### WHAT IS ASKED
What is the number of lines that include the word "från"? Provide only that figure.

### ENTRIES
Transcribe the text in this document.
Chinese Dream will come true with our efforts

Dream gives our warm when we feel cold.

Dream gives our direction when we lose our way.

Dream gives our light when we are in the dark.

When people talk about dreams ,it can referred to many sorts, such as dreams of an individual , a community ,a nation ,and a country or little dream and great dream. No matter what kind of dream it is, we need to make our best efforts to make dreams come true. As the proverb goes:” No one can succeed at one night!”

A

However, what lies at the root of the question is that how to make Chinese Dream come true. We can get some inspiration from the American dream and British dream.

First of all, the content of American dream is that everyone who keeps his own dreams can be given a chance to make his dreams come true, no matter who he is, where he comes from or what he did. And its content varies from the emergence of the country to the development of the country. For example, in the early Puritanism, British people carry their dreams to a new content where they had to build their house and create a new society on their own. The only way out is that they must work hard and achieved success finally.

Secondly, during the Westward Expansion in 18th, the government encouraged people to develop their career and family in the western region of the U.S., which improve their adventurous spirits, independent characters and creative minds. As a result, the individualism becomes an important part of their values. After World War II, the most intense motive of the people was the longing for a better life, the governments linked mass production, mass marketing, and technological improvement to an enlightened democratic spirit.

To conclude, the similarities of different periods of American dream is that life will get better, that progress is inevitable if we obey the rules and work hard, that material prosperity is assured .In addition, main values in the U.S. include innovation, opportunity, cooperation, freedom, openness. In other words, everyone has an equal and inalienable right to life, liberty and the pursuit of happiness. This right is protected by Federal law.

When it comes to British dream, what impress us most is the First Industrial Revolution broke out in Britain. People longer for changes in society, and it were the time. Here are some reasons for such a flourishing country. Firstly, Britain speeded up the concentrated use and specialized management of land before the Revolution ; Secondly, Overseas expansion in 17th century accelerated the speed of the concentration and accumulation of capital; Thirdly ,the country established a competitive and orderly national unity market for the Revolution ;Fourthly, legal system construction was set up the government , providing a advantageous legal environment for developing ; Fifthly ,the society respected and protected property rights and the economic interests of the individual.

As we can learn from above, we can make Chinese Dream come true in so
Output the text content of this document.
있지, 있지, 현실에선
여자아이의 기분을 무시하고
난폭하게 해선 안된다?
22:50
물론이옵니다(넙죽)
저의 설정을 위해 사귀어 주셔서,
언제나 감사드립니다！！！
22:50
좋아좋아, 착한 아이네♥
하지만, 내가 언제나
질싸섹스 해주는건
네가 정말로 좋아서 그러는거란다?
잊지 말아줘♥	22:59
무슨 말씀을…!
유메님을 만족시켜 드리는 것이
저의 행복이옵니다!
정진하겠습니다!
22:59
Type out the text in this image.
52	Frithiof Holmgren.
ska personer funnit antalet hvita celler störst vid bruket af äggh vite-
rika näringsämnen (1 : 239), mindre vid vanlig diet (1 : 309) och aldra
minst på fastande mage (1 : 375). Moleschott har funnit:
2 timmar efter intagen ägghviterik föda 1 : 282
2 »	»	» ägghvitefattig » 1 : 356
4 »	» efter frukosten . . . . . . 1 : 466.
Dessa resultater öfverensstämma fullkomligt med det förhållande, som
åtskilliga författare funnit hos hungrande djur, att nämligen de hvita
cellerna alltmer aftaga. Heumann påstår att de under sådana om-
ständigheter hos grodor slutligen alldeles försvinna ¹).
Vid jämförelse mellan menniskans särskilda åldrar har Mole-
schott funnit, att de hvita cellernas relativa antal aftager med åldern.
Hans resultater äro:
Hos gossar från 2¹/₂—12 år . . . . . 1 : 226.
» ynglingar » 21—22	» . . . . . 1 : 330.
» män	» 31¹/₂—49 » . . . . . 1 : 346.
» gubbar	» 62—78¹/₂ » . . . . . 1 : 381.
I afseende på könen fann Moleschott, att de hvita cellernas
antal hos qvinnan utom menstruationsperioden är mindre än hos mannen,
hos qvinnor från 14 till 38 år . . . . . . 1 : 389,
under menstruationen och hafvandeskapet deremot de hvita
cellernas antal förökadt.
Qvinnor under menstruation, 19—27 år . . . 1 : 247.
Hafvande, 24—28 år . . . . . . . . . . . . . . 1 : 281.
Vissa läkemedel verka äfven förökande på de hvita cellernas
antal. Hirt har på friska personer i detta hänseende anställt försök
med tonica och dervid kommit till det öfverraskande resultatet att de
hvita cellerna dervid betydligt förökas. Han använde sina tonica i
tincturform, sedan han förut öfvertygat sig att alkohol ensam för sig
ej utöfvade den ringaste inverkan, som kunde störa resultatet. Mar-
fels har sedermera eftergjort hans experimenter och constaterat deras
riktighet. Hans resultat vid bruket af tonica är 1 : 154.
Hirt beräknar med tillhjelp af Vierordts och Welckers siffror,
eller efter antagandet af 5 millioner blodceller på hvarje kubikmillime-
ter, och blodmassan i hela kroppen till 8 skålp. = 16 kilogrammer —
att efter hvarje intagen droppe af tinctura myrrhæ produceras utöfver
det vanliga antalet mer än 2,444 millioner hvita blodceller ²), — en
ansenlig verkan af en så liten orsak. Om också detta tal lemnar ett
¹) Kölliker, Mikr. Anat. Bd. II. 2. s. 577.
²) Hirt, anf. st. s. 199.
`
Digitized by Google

### RESULT OF THIS TASK
2